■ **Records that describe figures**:
--

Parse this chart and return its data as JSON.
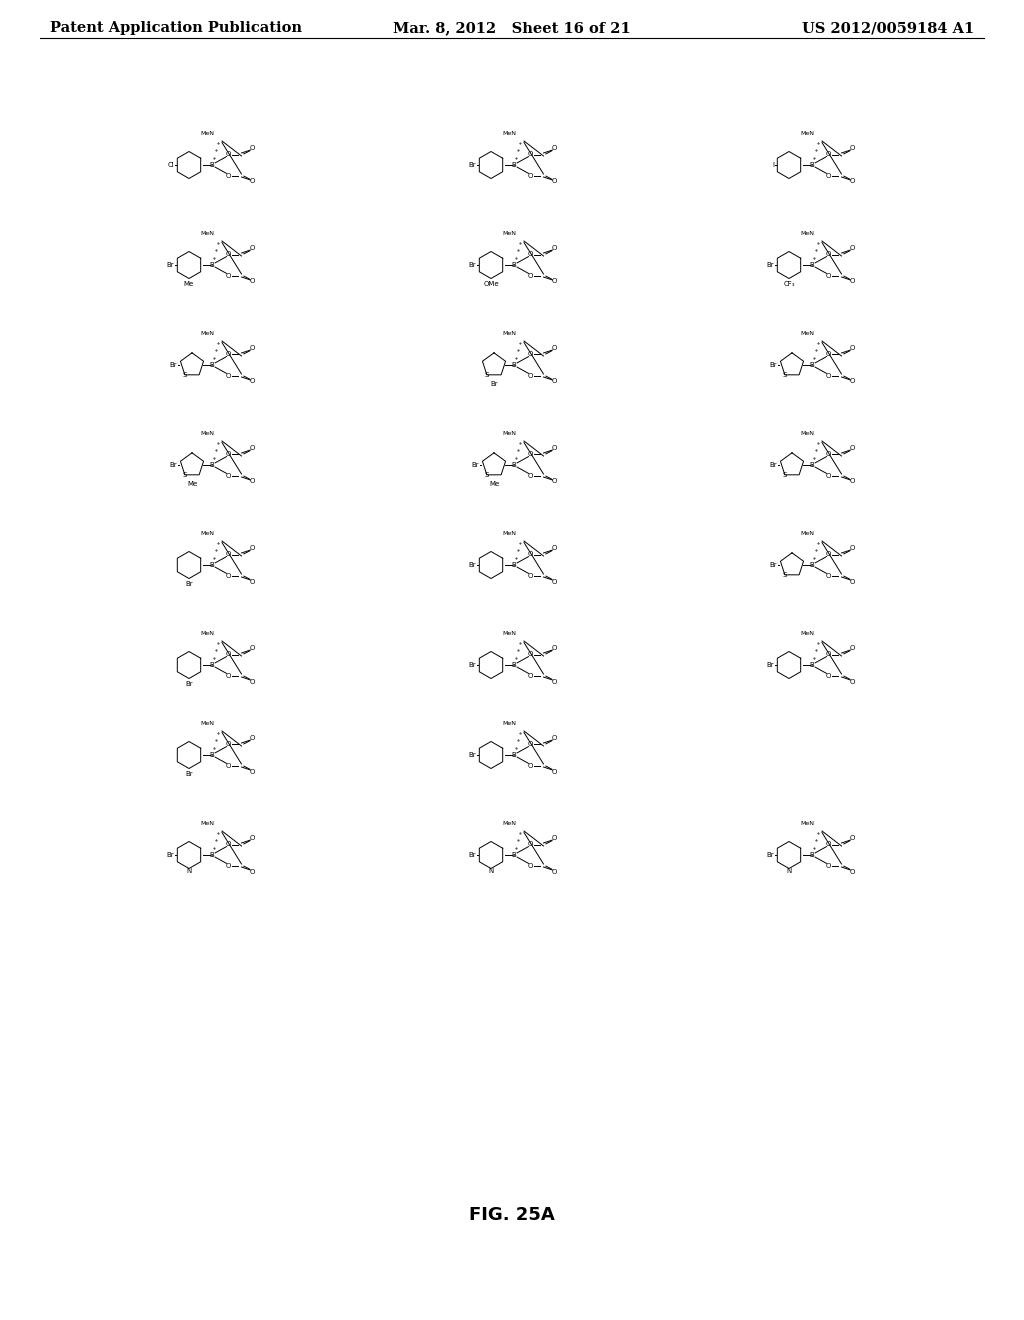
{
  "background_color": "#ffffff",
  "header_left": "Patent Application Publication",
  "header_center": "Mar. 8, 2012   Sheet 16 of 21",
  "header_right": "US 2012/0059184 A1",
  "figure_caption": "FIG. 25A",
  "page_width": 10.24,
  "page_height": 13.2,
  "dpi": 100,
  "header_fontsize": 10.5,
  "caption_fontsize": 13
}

--

■ **EXERCISE GOAL**:
Write out all the entries exactly, except for the pictures.

■ **WRITTEN SOLUTION**:
Parse this chart and return its data as JSON.
{
  "background_color": "#ffffff",
  "header_left": "Patent Application Publication",
  "header_center": "Mar. 8, 2012   Sheet 16 of 21",
  "header_right": "US 2012/0059184 A1",
  "figure_caption": "FIG. 25A",
  "page_width": 10.24,
  "page_height": 13.2,
  "dpi": 100,
  "header_fontsize": 10.5,
  "caption_fontsize": 13
}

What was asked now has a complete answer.